Collected data entries
▶

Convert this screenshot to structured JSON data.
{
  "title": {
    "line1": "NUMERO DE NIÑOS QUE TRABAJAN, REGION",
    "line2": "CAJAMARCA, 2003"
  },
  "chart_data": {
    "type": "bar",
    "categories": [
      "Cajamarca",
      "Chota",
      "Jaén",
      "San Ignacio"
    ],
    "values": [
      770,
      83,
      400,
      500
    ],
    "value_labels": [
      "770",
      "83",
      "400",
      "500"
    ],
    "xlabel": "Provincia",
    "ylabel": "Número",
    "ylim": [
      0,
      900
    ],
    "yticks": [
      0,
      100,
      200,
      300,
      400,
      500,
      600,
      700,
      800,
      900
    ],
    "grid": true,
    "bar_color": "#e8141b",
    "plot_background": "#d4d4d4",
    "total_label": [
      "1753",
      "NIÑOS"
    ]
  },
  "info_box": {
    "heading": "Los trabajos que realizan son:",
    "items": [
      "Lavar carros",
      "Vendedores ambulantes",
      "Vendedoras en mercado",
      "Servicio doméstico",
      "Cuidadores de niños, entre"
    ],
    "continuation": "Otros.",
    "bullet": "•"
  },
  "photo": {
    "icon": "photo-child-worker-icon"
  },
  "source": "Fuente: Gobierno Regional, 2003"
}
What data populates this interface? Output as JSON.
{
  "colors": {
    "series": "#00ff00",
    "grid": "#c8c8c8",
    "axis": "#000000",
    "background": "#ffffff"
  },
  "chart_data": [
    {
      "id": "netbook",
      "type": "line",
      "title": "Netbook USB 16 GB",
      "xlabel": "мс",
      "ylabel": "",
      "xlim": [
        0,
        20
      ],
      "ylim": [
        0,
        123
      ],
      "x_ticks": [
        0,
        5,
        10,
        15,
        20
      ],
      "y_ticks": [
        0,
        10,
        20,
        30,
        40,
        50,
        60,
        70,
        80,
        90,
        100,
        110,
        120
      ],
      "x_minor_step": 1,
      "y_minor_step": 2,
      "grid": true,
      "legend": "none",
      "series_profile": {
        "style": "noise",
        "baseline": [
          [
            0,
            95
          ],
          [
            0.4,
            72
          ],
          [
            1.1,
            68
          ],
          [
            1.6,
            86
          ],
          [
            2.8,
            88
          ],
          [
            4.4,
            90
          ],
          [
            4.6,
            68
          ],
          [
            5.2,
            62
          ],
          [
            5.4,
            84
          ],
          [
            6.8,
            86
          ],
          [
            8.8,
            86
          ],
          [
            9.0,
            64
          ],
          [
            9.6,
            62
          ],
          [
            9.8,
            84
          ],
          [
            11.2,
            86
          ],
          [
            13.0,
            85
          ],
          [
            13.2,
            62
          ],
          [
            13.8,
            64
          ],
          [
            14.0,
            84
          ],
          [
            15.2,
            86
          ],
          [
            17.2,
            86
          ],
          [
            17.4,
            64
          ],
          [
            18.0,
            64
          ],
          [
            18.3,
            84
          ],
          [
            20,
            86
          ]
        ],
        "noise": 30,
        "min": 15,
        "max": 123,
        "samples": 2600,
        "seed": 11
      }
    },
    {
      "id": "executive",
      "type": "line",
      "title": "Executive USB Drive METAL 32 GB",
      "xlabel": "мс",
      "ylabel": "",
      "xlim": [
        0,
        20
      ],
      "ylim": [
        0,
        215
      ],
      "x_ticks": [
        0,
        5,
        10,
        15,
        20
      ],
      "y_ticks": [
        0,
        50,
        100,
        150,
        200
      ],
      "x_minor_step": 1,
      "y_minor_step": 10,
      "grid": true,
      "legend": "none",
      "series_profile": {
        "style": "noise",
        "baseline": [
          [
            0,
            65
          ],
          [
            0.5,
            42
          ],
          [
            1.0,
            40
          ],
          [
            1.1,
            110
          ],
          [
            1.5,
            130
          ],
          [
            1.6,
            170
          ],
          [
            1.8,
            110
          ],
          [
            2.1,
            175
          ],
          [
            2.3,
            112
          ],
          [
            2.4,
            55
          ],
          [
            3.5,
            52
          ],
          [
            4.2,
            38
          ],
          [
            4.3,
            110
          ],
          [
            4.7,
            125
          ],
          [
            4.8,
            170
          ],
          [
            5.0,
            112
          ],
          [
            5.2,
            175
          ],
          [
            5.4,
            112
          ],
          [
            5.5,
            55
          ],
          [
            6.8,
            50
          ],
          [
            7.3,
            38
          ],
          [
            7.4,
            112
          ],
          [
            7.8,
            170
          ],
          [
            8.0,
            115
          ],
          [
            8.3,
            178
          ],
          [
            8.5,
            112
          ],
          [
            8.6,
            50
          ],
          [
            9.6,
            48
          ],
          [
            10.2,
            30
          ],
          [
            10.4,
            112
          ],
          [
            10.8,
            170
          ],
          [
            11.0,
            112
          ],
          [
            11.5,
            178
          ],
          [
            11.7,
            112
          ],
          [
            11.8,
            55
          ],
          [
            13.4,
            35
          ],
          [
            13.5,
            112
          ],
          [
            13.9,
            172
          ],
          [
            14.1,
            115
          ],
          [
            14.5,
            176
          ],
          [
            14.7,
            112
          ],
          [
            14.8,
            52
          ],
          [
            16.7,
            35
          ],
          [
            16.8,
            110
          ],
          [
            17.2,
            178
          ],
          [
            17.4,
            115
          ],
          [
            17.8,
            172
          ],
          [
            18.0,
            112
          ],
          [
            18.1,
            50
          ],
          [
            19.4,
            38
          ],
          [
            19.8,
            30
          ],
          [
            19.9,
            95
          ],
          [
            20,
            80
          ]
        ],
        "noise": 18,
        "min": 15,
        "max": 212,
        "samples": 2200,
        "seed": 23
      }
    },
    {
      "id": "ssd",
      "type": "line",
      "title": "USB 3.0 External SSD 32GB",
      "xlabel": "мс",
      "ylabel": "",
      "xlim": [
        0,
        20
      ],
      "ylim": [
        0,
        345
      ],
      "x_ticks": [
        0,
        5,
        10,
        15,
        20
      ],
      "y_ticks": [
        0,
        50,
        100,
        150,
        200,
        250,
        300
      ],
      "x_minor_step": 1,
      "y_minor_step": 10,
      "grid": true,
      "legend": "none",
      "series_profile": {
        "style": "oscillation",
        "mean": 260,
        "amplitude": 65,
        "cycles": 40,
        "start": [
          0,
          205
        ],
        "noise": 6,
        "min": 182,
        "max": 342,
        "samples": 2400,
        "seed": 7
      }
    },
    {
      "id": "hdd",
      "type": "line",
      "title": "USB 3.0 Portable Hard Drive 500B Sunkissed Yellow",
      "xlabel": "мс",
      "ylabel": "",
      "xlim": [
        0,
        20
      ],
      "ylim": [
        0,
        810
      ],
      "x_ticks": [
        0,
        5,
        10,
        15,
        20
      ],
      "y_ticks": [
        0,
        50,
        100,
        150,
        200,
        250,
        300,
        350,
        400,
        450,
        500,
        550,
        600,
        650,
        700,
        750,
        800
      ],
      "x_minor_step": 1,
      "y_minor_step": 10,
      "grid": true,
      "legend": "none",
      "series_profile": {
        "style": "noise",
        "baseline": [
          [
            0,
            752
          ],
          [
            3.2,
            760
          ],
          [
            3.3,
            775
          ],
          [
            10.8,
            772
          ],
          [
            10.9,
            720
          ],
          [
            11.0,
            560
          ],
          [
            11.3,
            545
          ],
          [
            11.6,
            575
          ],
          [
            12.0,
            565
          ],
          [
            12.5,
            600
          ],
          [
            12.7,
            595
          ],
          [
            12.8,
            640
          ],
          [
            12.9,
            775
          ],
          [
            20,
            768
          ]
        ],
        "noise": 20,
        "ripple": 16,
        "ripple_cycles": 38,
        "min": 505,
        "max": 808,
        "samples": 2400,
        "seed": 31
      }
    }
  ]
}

◀

What is needed
Pull out each record as written and restate it exactly.

Answer to the task
Convert this screenshot to structured JSON data.
{
  "title": {
    "line1": "NUMERO DE NIÑOS QUE TRABAJAN, REGION",
    "line2": "CAJAMARCA, 2003"
  },
  "chart_data": {
    "type": "bar",
    "categories": [
      "Cajamarca",
      "Chota",
      "Jaén",
      "San Ignacio"
    ],
    "values": [
      770,
      83,
      400,
      500
    ],
    "value_labels": [
      "770",
      "83",
      "400",
      "500"
    ],
    "xlabel": "Provincia",
    "ylabel": "Número",
    "ylim": [
      0,
      900
    ],
    "yticks": [
      0,
      100,
      200,
      300,
      400,
      500,
      600,
      700,
      800,
      900
    ],
    "grid": true,
    "bar_color": "#e8141b",
    "plot_background": "#d4d4d4",
    "total_label": [
      "1753",
      "NIÑOS"
    ]
  },
  "info_box": {
    "heading": "Los trabajos que realizan son:",
    "items": [
      "Lavar carros",
      "Vendedores ambulantes",
      "Vendedoras en mercado",
      "Servicio doméstico",
      "Cuidadores de niños, entre"
    ],
    "continuation": "Otros.",
    "bullet": "•"
  },
  "photo": {
    "icon": "photo-child-worker-icon"
  },
  "source": "Fuente: Gobierno Regional, 2003"
}
What data populates this interface? Output as JSON.
{
  "colors": {
    "series": "#00ff00",
    "grid": "#c8c8c8",
    "axis": "#000000",
    "background": "#ffffff"
  },
  "chart_data": [
    {
      "id": "netbook",
      "type": "line",
      "title": "Netbook USB 16 GB",
      "xlabel": "мс",
      "ylabel": "",
      "xlim": [
        0,
        20
      ],
      "ylim": [
        0,
        123
      ],
      "x_ticks": [
        0,
        5,
        10,
        15,
        20
      ],
      "y_ticks": [
        0,
        10,
        20,
        30,
        40,
        50,
        60,
        70,
        80,
        90,
        100,
        110,
        120
      ],
      "x_minor_step": 1,
      "y_minor_step": 2,
      "grid": true,
      "legend": "none",
      "series_profile": {
        "style": "noise",
        "baseline": [
          [
            0,
            95
          ],
          [
            0.4,
            72
          ],
          [
            1.1,
            68
          ],
          [
            1.6,
            86
          ],
          [
            2.8,
            88
          ],
          [
            4.4,
            90
          ],
          [
            4.6,
            68
          ],
          [
            5.2,
            62
          ],
          [
            5.4,
            84
          ],
          [
            6.8,
            86
          ],
          [
            8.8,
            86
          ],
          [
            9.0,
            64
          ],
          [
            9.6,
            62
          ],
          [
            9.8,
            84
          ],
          [
            11.2,
            86
          ],
          [
            13.0,
            85
          ],
          [
            13.2,
            62
          ],
          [
            13.8,
            64
          ],
          [
            14.0,
            84
          ],
          [
            15.2,
            86
          ],
          [
            17.2,
            86
          ],
          [
            17.4,
            64
          ],
          [
            18.0,
            64
          ],
          [
            18.3,
            84
          ],
          [
            20,
            86
          ]
        ],
        "noise": 30,
        "min": 15,
        "max": 123,
        "samples": 2600,
        "seed": 11
      }
    },
    {
      "id": "executive",
      "type": "line",
      "title": "Executive USB Drive METAL 32 GB",
      "xlabel": "мс",
      "ylabel": "",
      "xlim": [
        0,
        20
      ],
      "ylim": [
        0,
        215
      ],
      "x_ticks": [
        0,
        5,
        10,
        15,
        20
      ],
      "y_ticks": [
        0,
        50,
        100,
        150,
        200
      ],
      "x_minor_step": 1,
      "y_minor_step": 10,
      "grid": true,
      "legend": "none",
      "series_profile": {
        "style": "noise",
        "baseline": [
          [
            0,
            65
          ],
          [
            0.5,
            42
          ],
          [
            1.0,
            40
          ],
          [
            1.1,
            110
          ],
          [
            1.5,
            130
          ],
          [
            1.6,
            170
          ],
          [
            1.8,
            110
          ],
          [
            2.1,
            175
          ],
          [
            2.3,
            112
          ],
          [
            2.4,
            55
          ],
          [
            3.5,
            52
          ],
          [
            4.2,
            38
          ],
          [
            4.3,
            110
          ],
          [
            4.7,
            125
          ],
          [
            4.8,
            170
          ],
          [
            5.0,
            112
          ],
          [
            5.2,
            175
          ],
          [
            5.4,
            112
          ],
          [
            5.5,
            55
          ],
          [
            6.8,
            50
          ],
          [
            7.3,
            38
          ],
          [
            7.4,
            112
          ],
          [
            7.8,
            170
          ],
          [
            8.0,
            115
          ],
          [
            8.3,
            178
          ],
          [
            8.5,
            112
          ],
          [
            8.6,
            50
          ],
          [
            9.6,
            48
          ],
          [
            10.2,
            30
          ],
          [
            10.4,
            112
          ],
          [
            10.8,
            170
          ],
          [
            11.0,
            112
          ],
          [
            11.5,
            178
          ],
          [
            11.7,
            112
          ],
          [
            11.8,
            55
          ],
          [
            13.4,
            35
          ],
          [
            13.5,
            112
          ],
          [
            13.9,
            172
          ],
          [
            14.1,
            115
          ],
          [
            14.5,
            176
          ],
          [
            14.7,
            112
          ],
          [
            14.8,
            52
          ],
          [
            16.7,
            35
          ],
          [
            16.8,
            110
          ],
          [
            17.2,
            178
          ],
          [
            17.4,
            115
          ],
          [
            17.8,
            172
          ],
          [
            18.0,
            112
          ],
          [
            18.1,
            50
          ],
          [
            19.4,
            38
          ],
          [
            19.8,
            30
          ],
          [
            19.9,
            95
          ],
          [
            20,
            80
          ]
        ],
        "noise": 18,
        "min": 15,
        "max": 212,
        "samples": 2200,
        "seed": 23
      }
    },
    {
      "id": "ssd",
      "type": "line",
      "title": "USB 3.0 External SSD 32GB",
      "xlabel": "мс",
      "ylabel": "",
      "xlim": [
        0,
        20
      ],
      "ylim": [
        0,
        345
      ],
      "x_ticks": [
        0,
        5,
        10,
        15,
        20
      ],
      "y_ticks": [
        0,
        50,
        100,
        150,
        200,
        250,
        300
      ],
      "x_minor_step": 1,
      "y_minor_step": 10,
      "grid": true,
      "legend": "none",
      "series_profile": {
        "style": "oscillation",
        "mean": 260,
        "amplitude": 65,
        "cycles": 40,
        "start": [
          0,
          205
        ],
        "noise": 6,
        "min": 182,
        "max": 342,
        "samples": 2400,
        "seed": 7
      }
    },
    {
      "id": "hdd",
      "type": "line",
      "title": "USB 3.0 Portable Hard Drive 500B Sunkissed Yellow",
      "xlabel": "мс",
      "ylabel": "",
      "xlim": [
        0,
        20
      ],
      "ylim": [
        0,
        810
      ],
      "x_ticks": [
        0,
        5,
        10,
        15,
        20
      ],
      "y_ticks": [
        0,
        50,
        100,
        150,
        200,
        250,
        300,
        350,
        400,
        450,
        500,
        550,
        600,
        650,
        700,
        750,
        800
      ],
      "x_minor_step": 1,
      "y_minor_step": 10,
      "grid": true,
      "legend": "none",
      "series_profile": {
        "style": "noise",
        "baseline": [
          [
            0,
            752
          ],
          [
            3.2,
            760
          ],
          [
            3.3,
            775
          ],
          [
            10.8,
            772
          ],
          [
            10.9,
            720
          ],
          [
            11.0,
            560
          ],
          [
            11.3,
            545
          ],
          [
            11.6,
            575
          ],
          [
            12.0,
            565
          ],
          [
            12.5,
            600
          ],
          [
            12.7,
            595
          ],
          [
            12.8,
            640
          ],
          [
            12.9,
            775
          ],
          [
            20,
            768
          ]
        ],
        "noise": 20,
        "ripple": 16,
        "ripple_cycles": 38,
        "min": 505,
        "max": 808,
        "samples": 2400,
        "seed": 31
      }
    }
  ]
}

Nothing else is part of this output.